** begin Dataset rows **
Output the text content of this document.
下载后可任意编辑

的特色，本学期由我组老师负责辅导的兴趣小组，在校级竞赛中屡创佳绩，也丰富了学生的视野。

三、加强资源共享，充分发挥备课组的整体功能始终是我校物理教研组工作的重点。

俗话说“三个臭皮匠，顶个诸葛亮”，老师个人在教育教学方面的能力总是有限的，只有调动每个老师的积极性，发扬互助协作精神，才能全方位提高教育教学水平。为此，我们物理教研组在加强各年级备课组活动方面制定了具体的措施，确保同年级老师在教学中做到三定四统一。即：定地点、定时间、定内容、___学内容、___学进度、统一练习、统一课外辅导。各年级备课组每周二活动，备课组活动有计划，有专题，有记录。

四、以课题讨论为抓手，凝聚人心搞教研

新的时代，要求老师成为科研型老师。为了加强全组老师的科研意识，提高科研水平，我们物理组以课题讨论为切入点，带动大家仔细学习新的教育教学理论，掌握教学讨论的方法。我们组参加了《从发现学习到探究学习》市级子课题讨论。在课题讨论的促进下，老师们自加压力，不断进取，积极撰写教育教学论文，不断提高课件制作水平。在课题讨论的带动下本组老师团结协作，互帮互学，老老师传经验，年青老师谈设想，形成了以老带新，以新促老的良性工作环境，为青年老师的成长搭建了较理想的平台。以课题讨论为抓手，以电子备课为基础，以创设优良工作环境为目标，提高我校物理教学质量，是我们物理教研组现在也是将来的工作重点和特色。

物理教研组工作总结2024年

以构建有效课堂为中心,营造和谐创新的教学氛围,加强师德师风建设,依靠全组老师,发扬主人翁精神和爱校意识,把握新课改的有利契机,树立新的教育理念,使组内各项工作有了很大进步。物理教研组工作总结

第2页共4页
** end Dataset rows **
What you will do: Repeat each entry word for word.

Output of the exercise:
Output the text content of this document.
下载后可任意编辑

的特色，本学期由我组老师负责辅导的兴趣小组，在校级竞赛中屡创佳绩，也丰富了学生的视野。

三、加强资源共享，充分发挥备课组的整体功能始终是我校物理教研组工作的重点。

俗话说“三个臭皮匠，顶个诸葛亮”，老师个人在教育教学方面的能力总是有限的，只有调动每个老师的积极性，发扬互助协作精神，才能全方位提高教育教学水平。为此，我们物理教研组在加强各年级备课组活动方面制定了具体的措施，确保同年级老师在教学中做到三定四统一。即：定地点、定时间、定内容、___学内容、___学进度、统一练习、统一课外辅导。各年级备课组每周二活动，备课组活动有计划，有专题，有记录。

四、以课题讨论为抓手，凝聚人心搞教研

新的时代，要求老师成为科研型老师。为了加强全组老师的科研意识，提高科研水平，我们物理组以课题讨论为切入点，带动大家仔细学习新的教育教学理论，掌握教学讨论的方法。我们组参加了《从发现学习到探究学习》市级子课题讨论。在课题讨论的促进下，老师们自加压力，不断进取，积极撰写教育教学论文，不断提高课件制作水平。在课题讨论的带动下本组老师团结协作，互帮互学，老老师传经验，年青老师谈设想，形成了以老带新，以新促老的良性工作环境，为青年老师的成长搭建了较理想的平台。以课题讨论为抓手，以电子备课为基础，以创设优良工作环境为目标，提高我校物理教学质量，是我们物理教研组现在也是将来的工作重点和特色。

物理教研组工作总结2024年

以构建有效课堂为中心,营造和谐创新的教学氛围,加强师德师风建设,依靠全组老师,发扬主人翁精神和爱校意识,把握新课改的有利契机,树立新的教育理念,使组内各项工作有了很大进步。物理教研组工作总结

第2页共4页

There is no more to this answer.